Let
import pyopencl as cl
import pyopencl.array as cl_array
import numpy
a = numpy.random.rand(50000).astype(numpy.float32)
mf = cl.mem_flags
What is the difference between
a_gpu = cl.Buffer(self.ctx, mf.READ_ONLY | mf.COPY_HOST_PTR, hostbuf=a)
and
a_gpu = cl_array.to_device(self.ctx, self.queue, a)
?
And what is the difference between
result = numpy.empty_like(a)
cl.enqueue_copy(self.queue, result, result_gpu)
and
result = result_gpu.get()
?
Buffers are CL's version of malloc
, while pyopencl.array.Array
is a workalike of numpy arrays on the compute device.
So for the second version of the first part of your question, you may write a_gpu + 2
to get a new arrays that has 2 added to each number in your array, whereas in the case of the Buffer
, PyOpenCL only sees a bag of bytes and cannot perform any such operation.
The second part of your question is the same in reverse: If you've got a PyOpenCL array, .get()
copies the data back and converts it into a (host-based) numpy array. Since numpy arrays are one of the more convenient ways to get contiguous memory in Python, the second variant with enqueue_copy
also ends up in a numpy array--but note that you could've copied this data into an array of any size (as long as it's big enough) and any type--the copy is performed as a bag of bytes, whereas .get()
makes sure you get the same size and type on the host.
Bonus fact: There is of course a Buffer underlying each PyOpenCL array. You can get it from the .data
attribute.

Instructions to follow → Repeat word for word the stretch of the PyOpenCL thread from "copies the data" through "on the host.".

Given data →
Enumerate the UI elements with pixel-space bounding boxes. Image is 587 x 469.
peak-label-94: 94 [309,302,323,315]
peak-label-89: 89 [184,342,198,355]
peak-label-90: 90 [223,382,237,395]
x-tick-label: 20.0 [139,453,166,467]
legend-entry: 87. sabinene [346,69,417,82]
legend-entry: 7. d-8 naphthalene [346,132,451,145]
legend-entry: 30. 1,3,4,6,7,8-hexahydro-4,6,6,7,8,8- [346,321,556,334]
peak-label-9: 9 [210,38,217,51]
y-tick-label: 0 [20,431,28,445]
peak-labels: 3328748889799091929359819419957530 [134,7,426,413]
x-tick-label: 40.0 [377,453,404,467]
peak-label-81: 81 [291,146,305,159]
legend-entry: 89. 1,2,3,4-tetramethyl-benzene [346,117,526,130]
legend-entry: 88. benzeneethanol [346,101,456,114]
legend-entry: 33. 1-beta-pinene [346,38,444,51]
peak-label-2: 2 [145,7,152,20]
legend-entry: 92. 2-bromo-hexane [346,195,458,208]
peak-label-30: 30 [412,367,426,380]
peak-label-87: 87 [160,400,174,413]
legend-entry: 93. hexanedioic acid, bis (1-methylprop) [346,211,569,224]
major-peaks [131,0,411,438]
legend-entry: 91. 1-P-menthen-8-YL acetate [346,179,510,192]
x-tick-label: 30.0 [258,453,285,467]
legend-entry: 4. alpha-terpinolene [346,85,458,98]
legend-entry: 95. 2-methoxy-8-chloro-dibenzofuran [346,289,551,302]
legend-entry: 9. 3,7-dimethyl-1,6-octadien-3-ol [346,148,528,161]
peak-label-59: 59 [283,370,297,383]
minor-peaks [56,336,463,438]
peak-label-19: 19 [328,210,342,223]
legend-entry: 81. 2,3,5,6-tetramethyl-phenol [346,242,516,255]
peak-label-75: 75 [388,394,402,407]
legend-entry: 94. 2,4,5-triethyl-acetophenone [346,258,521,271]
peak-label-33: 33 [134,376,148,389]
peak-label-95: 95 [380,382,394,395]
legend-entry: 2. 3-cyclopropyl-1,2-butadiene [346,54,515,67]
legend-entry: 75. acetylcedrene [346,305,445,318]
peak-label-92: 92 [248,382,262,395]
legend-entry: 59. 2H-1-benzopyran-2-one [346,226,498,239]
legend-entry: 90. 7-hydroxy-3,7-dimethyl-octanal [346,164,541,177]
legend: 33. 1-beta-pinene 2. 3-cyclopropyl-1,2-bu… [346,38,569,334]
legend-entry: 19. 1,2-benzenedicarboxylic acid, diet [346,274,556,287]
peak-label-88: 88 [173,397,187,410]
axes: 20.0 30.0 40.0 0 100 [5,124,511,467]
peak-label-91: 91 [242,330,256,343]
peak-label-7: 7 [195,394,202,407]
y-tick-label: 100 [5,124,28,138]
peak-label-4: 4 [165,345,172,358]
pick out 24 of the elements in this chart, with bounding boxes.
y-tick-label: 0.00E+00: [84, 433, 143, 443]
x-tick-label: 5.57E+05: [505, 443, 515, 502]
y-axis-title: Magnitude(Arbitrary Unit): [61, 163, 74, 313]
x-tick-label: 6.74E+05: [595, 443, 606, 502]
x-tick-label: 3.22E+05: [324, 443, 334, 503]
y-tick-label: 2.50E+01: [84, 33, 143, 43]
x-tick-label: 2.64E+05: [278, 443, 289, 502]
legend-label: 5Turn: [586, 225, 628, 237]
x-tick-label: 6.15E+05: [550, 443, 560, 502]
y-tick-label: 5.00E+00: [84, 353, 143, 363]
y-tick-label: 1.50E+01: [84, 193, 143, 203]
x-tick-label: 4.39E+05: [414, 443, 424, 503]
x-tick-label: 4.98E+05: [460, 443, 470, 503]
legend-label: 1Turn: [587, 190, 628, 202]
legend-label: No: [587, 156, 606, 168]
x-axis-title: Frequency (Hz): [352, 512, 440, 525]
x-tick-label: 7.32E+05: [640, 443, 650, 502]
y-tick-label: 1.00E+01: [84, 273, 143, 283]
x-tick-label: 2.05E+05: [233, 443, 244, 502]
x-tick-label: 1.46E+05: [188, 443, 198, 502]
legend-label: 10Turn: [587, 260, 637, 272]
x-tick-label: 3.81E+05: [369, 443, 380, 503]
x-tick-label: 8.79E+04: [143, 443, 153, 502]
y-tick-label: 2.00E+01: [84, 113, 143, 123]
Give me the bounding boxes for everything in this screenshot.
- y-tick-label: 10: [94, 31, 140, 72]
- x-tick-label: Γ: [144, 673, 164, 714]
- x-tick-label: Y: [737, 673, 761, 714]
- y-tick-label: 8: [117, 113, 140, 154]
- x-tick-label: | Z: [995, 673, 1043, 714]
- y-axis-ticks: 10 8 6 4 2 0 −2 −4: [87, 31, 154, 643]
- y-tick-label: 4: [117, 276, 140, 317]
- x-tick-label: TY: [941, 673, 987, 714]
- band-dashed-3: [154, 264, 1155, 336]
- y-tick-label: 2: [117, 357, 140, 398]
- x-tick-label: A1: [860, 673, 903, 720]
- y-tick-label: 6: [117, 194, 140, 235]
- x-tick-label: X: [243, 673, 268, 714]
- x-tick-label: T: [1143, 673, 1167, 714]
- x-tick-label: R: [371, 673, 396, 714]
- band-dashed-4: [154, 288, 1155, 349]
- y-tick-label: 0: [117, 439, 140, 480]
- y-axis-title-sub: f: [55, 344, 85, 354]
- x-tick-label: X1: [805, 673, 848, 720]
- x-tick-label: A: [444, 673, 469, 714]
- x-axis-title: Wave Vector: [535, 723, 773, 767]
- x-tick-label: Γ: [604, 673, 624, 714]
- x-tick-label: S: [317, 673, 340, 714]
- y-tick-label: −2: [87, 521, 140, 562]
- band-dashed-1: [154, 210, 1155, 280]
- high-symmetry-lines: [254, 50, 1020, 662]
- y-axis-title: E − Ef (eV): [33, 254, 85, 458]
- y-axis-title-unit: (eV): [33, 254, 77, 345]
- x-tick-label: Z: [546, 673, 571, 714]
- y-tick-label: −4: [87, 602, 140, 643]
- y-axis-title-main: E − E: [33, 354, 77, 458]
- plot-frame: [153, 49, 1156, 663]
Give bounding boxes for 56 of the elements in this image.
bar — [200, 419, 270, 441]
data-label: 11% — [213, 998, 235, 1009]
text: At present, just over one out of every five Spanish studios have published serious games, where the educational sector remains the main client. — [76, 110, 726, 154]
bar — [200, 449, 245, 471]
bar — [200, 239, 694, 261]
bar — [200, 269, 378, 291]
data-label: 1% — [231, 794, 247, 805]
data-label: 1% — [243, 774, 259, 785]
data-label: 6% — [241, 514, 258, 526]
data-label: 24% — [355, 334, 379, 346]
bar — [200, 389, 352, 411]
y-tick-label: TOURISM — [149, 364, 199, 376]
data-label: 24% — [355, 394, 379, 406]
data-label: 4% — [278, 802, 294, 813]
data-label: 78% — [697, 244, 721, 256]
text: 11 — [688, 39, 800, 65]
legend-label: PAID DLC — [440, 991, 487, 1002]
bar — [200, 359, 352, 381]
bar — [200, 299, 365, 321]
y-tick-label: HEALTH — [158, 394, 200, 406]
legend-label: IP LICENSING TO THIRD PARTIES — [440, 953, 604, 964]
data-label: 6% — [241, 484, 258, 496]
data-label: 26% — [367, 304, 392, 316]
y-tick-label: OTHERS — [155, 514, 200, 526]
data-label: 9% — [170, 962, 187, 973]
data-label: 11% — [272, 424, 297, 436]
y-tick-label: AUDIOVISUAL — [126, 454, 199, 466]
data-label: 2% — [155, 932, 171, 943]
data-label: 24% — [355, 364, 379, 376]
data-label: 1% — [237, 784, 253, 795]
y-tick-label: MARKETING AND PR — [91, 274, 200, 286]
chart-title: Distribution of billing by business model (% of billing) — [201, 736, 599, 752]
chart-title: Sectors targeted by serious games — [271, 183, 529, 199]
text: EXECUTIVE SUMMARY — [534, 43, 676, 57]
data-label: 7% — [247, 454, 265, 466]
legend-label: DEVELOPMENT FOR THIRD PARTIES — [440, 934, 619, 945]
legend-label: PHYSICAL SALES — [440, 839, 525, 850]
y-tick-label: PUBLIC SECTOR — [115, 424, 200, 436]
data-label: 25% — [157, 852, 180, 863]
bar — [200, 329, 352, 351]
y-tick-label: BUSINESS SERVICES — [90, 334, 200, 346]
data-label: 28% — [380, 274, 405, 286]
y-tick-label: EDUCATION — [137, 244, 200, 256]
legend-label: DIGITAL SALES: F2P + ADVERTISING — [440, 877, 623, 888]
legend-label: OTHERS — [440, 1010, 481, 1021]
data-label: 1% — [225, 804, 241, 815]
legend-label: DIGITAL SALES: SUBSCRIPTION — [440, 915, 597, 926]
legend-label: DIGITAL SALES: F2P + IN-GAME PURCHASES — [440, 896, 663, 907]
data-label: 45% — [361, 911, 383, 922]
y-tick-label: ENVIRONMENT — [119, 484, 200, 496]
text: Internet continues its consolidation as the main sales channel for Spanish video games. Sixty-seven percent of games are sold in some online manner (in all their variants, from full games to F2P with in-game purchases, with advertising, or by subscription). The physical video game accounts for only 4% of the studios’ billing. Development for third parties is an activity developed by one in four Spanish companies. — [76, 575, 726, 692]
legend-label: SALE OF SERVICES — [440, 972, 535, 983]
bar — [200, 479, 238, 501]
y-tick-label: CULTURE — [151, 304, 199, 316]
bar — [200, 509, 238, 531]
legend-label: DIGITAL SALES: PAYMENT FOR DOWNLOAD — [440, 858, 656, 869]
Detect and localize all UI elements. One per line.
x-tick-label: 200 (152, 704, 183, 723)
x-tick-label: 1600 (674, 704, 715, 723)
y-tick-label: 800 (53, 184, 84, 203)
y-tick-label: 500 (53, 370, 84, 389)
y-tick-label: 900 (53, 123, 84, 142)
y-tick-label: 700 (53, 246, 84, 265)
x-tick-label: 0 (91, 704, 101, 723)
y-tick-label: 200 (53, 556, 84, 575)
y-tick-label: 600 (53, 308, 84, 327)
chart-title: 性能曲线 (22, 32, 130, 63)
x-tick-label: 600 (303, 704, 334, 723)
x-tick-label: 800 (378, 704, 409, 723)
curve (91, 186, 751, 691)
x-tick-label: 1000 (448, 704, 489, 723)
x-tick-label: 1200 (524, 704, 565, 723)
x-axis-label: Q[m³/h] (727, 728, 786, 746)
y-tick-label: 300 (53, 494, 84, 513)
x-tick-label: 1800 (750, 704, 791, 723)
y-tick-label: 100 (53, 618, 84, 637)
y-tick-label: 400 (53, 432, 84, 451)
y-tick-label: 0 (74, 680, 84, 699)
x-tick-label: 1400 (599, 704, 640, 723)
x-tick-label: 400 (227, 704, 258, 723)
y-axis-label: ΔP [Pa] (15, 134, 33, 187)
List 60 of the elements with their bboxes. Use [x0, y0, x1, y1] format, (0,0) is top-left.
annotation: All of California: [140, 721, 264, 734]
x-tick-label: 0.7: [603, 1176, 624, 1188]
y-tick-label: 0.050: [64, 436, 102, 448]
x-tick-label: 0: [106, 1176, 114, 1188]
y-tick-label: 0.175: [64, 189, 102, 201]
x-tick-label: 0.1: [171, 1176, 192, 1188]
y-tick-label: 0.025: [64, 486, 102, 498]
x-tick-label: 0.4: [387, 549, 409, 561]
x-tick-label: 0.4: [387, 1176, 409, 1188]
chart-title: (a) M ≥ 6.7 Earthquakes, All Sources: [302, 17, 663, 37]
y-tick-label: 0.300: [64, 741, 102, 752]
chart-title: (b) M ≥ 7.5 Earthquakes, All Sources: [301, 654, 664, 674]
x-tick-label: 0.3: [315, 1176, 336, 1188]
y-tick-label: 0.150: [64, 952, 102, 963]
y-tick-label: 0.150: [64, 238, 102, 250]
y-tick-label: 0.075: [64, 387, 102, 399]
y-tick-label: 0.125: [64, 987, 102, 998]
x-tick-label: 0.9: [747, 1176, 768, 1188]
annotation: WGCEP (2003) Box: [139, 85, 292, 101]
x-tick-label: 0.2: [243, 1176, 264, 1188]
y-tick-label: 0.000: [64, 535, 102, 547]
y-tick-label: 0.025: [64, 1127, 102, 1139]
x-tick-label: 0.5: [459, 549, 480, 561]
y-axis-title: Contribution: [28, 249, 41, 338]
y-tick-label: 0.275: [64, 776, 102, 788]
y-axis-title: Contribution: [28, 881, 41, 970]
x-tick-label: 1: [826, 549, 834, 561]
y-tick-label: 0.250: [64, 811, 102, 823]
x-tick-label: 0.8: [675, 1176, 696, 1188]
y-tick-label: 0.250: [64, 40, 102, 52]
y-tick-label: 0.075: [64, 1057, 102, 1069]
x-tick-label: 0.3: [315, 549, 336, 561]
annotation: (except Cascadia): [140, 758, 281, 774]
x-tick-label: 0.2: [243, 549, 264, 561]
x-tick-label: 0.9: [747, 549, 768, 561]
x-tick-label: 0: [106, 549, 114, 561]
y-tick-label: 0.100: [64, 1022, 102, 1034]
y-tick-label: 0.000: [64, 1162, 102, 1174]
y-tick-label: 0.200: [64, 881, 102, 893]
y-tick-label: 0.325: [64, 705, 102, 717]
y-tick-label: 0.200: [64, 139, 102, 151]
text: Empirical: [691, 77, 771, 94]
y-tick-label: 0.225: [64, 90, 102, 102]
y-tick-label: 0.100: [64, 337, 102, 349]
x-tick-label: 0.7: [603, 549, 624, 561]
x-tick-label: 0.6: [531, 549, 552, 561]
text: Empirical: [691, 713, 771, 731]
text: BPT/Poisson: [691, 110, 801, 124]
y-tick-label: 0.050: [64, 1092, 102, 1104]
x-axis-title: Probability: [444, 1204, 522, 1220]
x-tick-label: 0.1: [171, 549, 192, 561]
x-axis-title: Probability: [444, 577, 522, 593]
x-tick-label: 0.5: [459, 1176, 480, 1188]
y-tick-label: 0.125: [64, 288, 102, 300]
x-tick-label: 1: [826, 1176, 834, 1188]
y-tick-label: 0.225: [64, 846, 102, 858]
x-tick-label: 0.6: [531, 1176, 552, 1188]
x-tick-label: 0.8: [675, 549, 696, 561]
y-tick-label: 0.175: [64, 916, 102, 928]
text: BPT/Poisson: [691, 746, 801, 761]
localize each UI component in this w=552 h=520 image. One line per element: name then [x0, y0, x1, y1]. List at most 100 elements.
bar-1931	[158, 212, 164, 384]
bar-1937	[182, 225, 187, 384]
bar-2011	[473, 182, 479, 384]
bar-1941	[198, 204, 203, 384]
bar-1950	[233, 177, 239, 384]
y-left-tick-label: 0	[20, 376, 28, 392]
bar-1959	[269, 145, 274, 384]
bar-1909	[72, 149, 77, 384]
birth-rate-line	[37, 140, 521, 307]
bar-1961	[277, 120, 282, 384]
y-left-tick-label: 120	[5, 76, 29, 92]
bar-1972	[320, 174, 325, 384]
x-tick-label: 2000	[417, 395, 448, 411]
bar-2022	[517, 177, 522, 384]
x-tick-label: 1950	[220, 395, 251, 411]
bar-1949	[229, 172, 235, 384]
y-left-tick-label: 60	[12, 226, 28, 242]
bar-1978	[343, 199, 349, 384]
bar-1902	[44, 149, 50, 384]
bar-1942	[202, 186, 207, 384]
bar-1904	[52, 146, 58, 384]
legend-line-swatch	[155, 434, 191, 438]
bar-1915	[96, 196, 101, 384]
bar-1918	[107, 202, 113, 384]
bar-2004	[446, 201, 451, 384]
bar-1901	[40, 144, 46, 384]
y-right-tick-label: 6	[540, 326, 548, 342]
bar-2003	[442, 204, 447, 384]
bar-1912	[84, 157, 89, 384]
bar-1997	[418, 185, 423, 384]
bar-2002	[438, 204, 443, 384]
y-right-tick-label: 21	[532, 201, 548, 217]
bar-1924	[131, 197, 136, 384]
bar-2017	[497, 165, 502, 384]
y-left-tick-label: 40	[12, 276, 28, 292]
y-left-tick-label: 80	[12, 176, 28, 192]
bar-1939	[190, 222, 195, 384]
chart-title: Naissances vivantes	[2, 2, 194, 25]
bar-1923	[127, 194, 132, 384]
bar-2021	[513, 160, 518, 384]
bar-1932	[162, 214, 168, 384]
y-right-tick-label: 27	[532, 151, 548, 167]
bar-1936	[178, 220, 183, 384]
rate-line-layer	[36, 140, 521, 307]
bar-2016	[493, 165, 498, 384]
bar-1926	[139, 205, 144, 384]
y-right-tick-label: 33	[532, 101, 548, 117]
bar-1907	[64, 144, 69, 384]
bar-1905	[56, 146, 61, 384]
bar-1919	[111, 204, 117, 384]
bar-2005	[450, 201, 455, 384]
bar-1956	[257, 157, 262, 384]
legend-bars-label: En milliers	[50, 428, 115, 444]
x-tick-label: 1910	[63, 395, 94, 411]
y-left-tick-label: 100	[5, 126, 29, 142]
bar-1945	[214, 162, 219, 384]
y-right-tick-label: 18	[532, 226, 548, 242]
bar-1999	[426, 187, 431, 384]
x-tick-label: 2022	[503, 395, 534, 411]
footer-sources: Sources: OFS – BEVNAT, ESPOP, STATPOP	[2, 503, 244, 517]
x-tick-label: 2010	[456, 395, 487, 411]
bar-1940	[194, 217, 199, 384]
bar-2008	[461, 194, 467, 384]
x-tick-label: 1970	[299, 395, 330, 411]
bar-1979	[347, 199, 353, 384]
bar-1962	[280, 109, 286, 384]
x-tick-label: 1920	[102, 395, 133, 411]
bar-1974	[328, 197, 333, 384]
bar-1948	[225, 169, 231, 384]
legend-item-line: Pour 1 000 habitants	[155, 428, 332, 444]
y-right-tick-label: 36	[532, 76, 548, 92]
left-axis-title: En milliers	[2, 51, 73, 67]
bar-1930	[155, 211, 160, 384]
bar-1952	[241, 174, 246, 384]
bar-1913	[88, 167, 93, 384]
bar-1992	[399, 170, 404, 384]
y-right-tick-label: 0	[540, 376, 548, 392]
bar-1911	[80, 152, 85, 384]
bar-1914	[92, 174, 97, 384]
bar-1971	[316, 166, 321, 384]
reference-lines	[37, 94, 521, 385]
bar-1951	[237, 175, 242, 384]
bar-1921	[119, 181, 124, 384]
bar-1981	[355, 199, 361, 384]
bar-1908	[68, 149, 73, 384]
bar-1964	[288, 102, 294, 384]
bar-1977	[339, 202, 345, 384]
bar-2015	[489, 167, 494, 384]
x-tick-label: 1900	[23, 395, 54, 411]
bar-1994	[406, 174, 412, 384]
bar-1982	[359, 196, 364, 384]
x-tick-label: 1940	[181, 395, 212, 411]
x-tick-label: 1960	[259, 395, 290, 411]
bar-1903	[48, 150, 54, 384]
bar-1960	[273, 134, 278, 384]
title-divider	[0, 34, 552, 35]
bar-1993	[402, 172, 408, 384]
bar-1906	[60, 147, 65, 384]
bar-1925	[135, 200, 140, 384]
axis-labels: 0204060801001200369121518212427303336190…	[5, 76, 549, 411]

Complete answer →
copies the data back and converts it into a (host-based) numpy array. Since numpy arrays are one of the more convenient ways to get contiguous memory in Python, the second variant with enqueue_copy
also ends up in a numpy array--but note that you could've copied this data into an array of any size (as long as it's big enough) and any type--the copy is performed as a bag of bytes, whereas .get()
makes sure you get the same size and type on the host.